_TASK DESCRIPTION_. Draw out every line with the word "color" from the listing below.

**** RECORDS SUPPLIED ****

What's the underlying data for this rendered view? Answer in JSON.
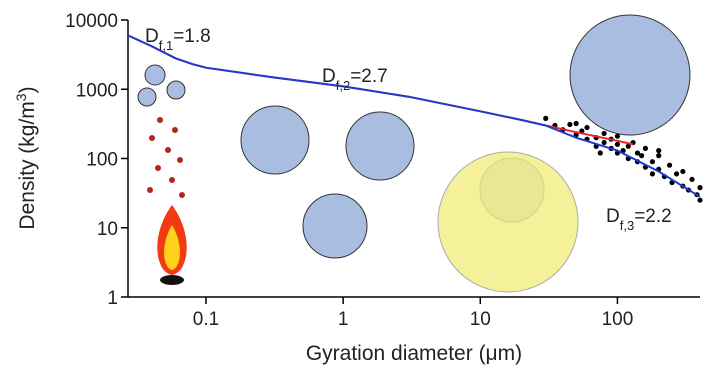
{
  "chart_data": {
    "type": "line",
    "xscale": "log",
    "yscale": "log",
    "xlabel": "Gyration diameter (μm)",
    "ylabel": {
      "text": "Density (kg/m",
      "sup": "3",
      "end": ")"
    },
    "xlim": [
      0.027,
      400
    ],
    "ylim": [
      1,
      10000
    ],
    "xticks": [
      0.1,
      1,
      10,
      100
    ],
    "yticks": [
      1,
      10,
      100,
      1000,
      10000
    ],
    "annotations": [
      {
        "base": "D",
        "sub": "f,1",
        "text": "=1.8"
      },
      {
        "base": "D",
        "sub": "f,2",
        "text": "=2.7"
      },
      {
        "base": "D",
        "sub": "f,3",
        "text": "=2.2"
      }
    ],
    "series": [
      {
        "type": "line",
        "color": "#e8262b",
        "x": [
          0.027,
          0.04,
          0.06,
          0.08,
          0.1,
          0.3,
          1,
          3,
          10,
          20,
          30,
          50,
          100,
          130
        ],
        "values": [
          6000,
          4200,
          2800,
          2300,
          2050,
          1500,
          1100,
          780,
          480,
          360,
          300,
          240,
          180,
          160
        ]
      },
      {
        "type": "line",
        "color": "#1f3bd1",
        "x": [
          0.027,
          0.04,
          0.06,
          0.08,
          0.1,
          0.3,
          1,
          3,
          10,
          20,
          30,
          50,
          100,
          200,
          400
        ],
        "values": [
          6000,
          4200,
          2800,
          2300,
          2050,
          1500,
          1100,
          780,
          480,
          360,
          300,
          200,
          130,
          65,
          28
        ]
      },
      {
        "type": "scatter",
        "color": "#000000",
        "x": [
          30,
          35,
          40,
          45,
          50,
          55,
          60,
          60,
          70,
          70,
          80,
          80,
          90,
          90,
          100,
          100,
          100,
          110,
          120,
          120,
          130,
          140,
          140,
          150,
          160,
          160,
          180,
          180,
          200,
          200,
          220,
          240,
          250,
          270,
          300,
          300,
          330,
          350,
          380,
          400,
          400,
          200,
          50,
          75
        ],
        "values": [
          380,
          300,
          260,
          310,
          220,
          250,
          190,
          280,
          200,
          150,
          170,
          230,
          140,
          190,
          120,
          160,
          210,
          130,
          100,
          150,
          170,
          90,
          120,
          110,
          75,
          140,
          90,
          60,
          70,
          110,
          55,
          80,
          45,
          60,
          40,
          65,
          35,
          50,
          30,
          38,
          25,
          130,
          320,
          120
        ]
      }
    ]
  }
}
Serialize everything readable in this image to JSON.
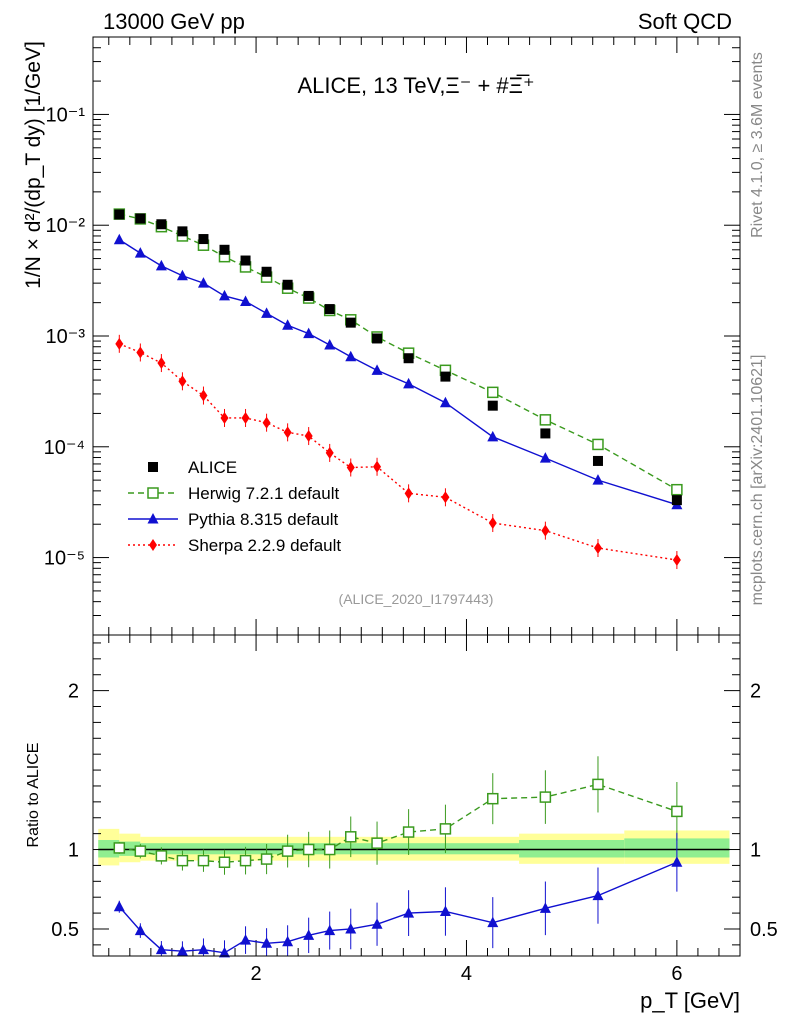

****

_EXERCISE ANSWER_.
        "color": "#e8262b",
        "color": "#1f3bd1",
        "color": "#000000",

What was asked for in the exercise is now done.